> **Problem**: Write the count of lines that contain the word "print" and nothing else.

> **Stored rows**:

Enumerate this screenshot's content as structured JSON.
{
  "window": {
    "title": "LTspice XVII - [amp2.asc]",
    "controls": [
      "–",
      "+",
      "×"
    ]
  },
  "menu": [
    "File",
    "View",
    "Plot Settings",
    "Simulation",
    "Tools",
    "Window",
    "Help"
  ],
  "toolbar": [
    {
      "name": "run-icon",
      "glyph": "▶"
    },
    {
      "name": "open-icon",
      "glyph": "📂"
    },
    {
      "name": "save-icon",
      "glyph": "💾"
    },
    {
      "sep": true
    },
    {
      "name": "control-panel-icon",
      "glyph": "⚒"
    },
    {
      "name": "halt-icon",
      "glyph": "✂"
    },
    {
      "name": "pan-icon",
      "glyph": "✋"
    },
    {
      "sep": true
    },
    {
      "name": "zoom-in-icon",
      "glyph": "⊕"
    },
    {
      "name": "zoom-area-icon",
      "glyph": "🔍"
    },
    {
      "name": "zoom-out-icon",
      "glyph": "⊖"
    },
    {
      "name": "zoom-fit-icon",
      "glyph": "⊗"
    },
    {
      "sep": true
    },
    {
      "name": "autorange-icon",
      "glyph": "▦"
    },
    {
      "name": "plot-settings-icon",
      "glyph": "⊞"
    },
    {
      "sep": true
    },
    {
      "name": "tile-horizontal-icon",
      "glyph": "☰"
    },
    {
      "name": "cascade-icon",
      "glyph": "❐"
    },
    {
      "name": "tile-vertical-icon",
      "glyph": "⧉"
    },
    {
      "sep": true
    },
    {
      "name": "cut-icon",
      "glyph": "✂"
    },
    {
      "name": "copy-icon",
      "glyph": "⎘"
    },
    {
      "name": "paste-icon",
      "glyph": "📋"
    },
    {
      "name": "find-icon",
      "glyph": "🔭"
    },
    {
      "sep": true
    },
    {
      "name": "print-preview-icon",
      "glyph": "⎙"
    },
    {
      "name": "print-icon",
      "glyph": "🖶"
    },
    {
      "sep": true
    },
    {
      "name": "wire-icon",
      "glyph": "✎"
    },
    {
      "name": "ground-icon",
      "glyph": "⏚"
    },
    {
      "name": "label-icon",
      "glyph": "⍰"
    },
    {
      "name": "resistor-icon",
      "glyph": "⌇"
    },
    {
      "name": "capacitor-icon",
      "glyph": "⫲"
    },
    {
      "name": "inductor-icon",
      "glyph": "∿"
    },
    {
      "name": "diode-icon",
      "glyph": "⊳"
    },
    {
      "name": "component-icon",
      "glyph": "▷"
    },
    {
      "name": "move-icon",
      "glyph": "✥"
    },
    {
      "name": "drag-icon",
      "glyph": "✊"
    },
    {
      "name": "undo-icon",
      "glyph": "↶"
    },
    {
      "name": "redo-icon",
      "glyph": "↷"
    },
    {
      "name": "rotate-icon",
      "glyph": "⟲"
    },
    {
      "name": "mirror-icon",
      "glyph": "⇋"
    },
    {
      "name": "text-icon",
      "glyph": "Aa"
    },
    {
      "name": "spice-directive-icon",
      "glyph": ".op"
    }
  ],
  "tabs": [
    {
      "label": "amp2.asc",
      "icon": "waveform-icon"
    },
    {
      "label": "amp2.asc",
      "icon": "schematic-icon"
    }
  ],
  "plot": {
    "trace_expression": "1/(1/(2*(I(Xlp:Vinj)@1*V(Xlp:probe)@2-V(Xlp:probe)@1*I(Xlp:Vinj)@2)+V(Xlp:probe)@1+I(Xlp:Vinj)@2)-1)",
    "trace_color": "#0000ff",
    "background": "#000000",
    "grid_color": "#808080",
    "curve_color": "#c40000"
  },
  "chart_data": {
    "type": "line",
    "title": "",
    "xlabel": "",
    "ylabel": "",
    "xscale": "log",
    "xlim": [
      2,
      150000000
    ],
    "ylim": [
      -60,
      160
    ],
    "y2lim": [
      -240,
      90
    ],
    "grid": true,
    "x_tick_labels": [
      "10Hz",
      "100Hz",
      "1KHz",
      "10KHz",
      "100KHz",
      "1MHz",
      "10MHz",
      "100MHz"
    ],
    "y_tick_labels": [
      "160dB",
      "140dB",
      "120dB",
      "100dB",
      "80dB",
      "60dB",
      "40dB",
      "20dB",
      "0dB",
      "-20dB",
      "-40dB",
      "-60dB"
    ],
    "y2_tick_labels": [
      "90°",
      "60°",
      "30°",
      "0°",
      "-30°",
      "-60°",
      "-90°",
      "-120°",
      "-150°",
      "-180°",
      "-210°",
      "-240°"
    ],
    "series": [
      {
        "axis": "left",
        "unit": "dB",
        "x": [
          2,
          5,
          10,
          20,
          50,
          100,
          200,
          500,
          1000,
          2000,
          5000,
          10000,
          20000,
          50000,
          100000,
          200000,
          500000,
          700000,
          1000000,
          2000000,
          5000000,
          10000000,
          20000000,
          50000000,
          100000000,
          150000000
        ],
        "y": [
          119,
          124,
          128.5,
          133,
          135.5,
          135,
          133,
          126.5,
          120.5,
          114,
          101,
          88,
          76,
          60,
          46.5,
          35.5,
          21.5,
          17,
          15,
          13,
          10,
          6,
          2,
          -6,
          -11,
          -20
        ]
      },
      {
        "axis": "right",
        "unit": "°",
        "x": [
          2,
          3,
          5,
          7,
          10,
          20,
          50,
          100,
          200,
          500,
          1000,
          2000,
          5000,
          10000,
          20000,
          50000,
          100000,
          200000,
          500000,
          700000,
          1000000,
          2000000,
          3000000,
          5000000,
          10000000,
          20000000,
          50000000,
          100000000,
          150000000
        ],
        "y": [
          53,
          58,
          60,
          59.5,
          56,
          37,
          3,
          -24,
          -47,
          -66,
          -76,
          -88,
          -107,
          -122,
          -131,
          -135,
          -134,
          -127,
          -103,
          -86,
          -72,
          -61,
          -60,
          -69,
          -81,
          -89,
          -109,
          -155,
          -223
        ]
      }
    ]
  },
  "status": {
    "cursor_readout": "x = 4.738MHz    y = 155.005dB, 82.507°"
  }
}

> **Final answer**: 2